■ OBJECTIVE
Edit the records below by replacing every "text-line" with "text-row". Leave everything else unchanged.

#### AVAILABLE DATA ####

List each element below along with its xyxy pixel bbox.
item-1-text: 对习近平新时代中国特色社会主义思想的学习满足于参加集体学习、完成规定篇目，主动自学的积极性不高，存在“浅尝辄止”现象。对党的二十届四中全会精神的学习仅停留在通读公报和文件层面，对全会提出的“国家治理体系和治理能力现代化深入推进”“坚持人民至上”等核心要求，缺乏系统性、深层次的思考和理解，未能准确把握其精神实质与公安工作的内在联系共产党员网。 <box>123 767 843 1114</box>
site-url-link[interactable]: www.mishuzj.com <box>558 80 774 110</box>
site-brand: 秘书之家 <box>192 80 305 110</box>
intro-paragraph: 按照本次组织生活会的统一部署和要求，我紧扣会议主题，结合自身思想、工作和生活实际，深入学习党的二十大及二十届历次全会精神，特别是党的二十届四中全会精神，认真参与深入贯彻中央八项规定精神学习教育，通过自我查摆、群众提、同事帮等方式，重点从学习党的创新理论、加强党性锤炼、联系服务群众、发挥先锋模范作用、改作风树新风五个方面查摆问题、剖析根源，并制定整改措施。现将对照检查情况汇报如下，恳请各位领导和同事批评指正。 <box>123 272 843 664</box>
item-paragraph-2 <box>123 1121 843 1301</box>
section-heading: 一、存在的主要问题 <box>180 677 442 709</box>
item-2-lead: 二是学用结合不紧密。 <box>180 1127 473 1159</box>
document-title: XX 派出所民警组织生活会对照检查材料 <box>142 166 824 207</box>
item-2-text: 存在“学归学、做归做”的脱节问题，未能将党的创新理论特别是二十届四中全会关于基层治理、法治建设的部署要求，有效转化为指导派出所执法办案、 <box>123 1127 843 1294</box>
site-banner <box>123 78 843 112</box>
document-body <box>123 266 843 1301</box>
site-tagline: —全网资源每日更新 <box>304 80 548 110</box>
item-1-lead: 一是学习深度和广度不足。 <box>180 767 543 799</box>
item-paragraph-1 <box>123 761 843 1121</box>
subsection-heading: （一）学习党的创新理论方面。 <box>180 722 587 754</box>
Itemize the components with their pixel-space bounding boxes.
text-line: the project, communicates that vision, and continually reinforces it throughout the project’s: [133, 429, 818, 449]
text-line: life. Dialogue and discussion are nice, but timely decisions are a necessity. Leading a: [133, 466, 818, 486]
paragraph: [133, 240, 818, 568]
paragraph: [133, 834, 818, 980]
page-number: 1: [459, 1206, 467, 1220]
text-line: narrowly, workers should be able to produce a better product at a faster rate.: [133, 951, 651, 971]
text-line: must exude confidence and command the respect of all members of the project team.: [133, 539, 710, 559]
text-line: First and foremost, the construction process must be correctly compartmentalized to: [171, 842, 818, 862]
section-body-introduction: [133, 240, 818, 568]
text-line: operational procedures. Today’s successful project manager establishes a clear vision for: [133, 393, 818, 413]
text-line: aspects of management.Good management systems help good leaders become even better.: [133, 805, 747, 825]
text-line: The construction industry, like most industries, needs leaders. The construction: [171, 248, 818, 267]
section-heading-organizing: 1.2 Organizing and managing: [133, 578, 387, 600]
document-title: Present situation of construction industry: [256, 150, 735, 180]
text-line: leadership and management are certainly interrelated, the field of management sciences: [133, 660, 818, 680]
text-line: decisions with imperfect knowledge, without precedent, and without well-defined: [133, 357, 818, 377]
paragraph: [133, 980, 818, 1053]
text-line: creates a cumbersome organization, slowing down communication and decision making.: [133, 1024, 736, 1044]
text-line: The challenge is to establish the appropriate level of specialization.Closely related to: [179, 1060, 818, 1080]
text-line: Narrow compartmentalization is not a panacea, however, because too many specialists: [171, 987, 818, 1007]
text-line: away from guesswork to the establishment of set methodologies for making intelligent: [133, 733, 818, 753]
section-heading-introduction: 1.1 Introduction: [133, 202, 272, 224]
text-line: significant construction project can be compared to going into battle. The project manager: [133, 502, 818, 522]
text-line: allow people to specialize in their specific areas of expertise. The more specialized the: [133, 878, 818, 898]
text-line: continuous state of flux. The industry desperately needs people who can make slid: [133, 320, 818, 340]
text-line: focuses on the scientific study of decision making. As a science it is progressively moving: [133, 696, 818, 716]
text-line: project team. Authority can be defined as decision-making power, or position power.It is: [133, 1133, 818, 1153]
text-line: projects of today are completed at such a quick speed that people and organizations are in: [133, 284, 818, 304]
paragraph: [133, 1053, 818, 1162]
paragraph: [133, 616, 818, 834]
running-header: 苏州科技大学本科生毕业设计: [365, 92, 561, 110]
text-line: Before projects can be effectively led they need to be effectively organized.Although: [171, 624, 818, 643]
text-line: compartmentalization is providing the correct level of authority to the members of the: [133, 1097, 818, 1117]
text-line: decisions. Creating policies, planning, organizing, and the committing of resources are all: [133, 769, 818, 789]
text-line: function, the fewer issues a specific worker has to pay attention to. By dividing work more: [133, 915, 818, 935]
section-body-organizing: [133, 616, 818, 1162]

####

■ COMPLETE RESPONSE
List each element below along with its xyxy pixel bbox.
item-1-text: 对习近平新时代中国特色社会主义思想的学习满足于参加集体学习、完成规定篇目，主动自学的积极性不高，存在“浅尝辄止”现象。对党的二十届四中全会精神的学习仅停留在通读公报和文件层面，对全会提出的“国家治理体系和治理能力现代化深入推进”“坚持人民至上”等核心要求，缺乏系统性、深层次的思考和理解，未能准确把握其精神实质与公安工作的内在联系共产党员网。 <box>123 767 843 1114</box>
site-url-link[interactable]: www.mishuzj.com <box>558 80 774 110</box>
site-brand: 秘书之家 <box>192 80 305 110</box>
intro-paragraph: 按照本次组织生活会的统一部署和要求，我紧扣会议主题，结合自身思想、工作和生活实际，深入学习党的二十大及二十届历次全会精神，特别是党的二十届四中全会精神，认真参与深入贯彻中央八项规定精神学习教育，通过自我查摆、群众提、同事帮等方式，重点从学习党的创新理论、加强党性锤炼、联系服务群众、发挥先锋模范作用、改作风树新风五个方面查摆问题、剖析根源，并制定整改措施。现将对照检查情况汇报如下，恳请各位领导和同事批评指正。 <box>123 272 843 664</box>
item-paragraph-2 <box>123 1121 843 1301</box>
section-heading: 一、存在的主要问题 <box>180 677 442 709</box>
item-2-lead: 二是学用结合不紧密。 <box>180 1127 473 1159</box>
document-title: XX 派出所民警组织生活会对照检查材料 <box>142 166 824 207</box>
item-2-text: 存在“学归学、做归做”的脱节问题，未能将党的创新理论特别是二十届四中全会关于基层治理、法治建设的部署要求，有效转化为指导派出所执法办案、 <box>123 1127 843 1294</box>
site-banner <box>123 78 843 112</box>
document-body <box>123 266 843 1301</box>
site-tagline: —全网资源每日更新 <box>304 80 548 110</box>
item-1-lead: 一是学习深度和广度不足。 <box>180 767 543 799</box>
item-paragraph-1 <box>123 761 843 1121</box>
subsection-heading: （一）学习党的创新理论方面。 <box>180 722 587 754</box>
Itemize the components with their pixel-space bounding boxes.
text-row: the project, communicates that vision, and continually reinforces it throughout the project’s: [133, 429, 818, 449]
text-row: life. Dialogue and discussion are nice, but timely decisions are a necessity. Leading a: [133, 466, 818, 486]
paragraph: [133, 240, 818, 568]
paragraph: [133, 834, 818, 980]
page-number: 1: [459, 1206, 467, 1220]
text-row: narrowly, workers should be able to produce a better product at a faster rate.: [133, 951, 651, 971]
text-row: must exude confidence and command the respect of all members of the project team.: [133, 539, 710, 559]
text-row: First and foremost, the construction process must be correctly compartmentalized to: [171, 842, 818, 862]
section-body-introduction: [133, 240, 818, 568]
text-row: operational procedures. Today’s successful project manager establishes a clear vision for: [133, 393, 818, 413]
text-row: aspects of management.Good management systems help good leaders become even better.: [133, 805, 747, 825]
text-row: The construction industry, like most industries, needs leaders. The construction: [171, 248, 818, 267]
section-heading-organizing: 1.2 Organizing and managing: [133, 578, 387, 600]
document-title: Present situation of construction industry: [256, 150, 735, 180]
text-row: leadership and management are certainly interrelated, the field of management sciences: [133, 660, 818, 680]
text-row: decisions with imperfect knowledge, without precedent, and without well-defined: [133, 357, 818, 377]
paragraph: [133, 980, 818, 1053]
text-row: creates a cumbersome organization, slowing down communication and decision making.: [133, 1024, 736, 1044]
text-row: The challenge is to establish the appropriate level of specialization.Closely related to: [179, 1060, 818, 1080]
text-row: Narrow compartmentalization is not a panacea, however, because too many specialists: [171, 987, 818, 1007]
text-row: away from guesswork to the establishment of set methodologies for making intelligent: [133, 733, 818, 753]
section-heading-introduction: 1.1 Introduction: [133, 202, 272, 224]
text-row: significant construction project can be compared to going into battle. The project manager: [133, 502, 818, 522]
text-row: allow people to specialize in their specific areas of expertise. The more specialized the: [133, 878, 818, 898]
text-row: continuous state of flux. The industry desperately needs people who can make slid: [133, 320, 818, 340]
text-row: focuses on the scientific study of decision making. As a science it is progressively moving: [133, 696, 818, 716]
text-row: project team. Authority can be defined as decision-making power, or position power.It is: [133, 1133, 818, 1153]
text-row: projects of today are completed at such a quick speed that people and organizations are in: [133, 284, 818, 304]
paragraph: [133, 1053, 818, 1162]
paragraph: [133, 616, 818, 834]
running-header: 苏州科技大学本科生毕业设计: [365, 92, 561, 110]
text-row: Before projects can be effectively led they need to be effectively organized.Although: [171, 624, 818, 643]
text-row: compartmentalization is providing the correct level of authority to the members of the: [133, 1097, 818, 1117]
text-row: decisions. Creating policies, planning, organizing, and the committing of resources are all: [133, 769, 818, 789]
text-row: function, the fewer issues a specific worker has to pay attention to. By dividing work more: [133, 915, 818, 935]
section-body-organizing: [133, 616, 818, 1162]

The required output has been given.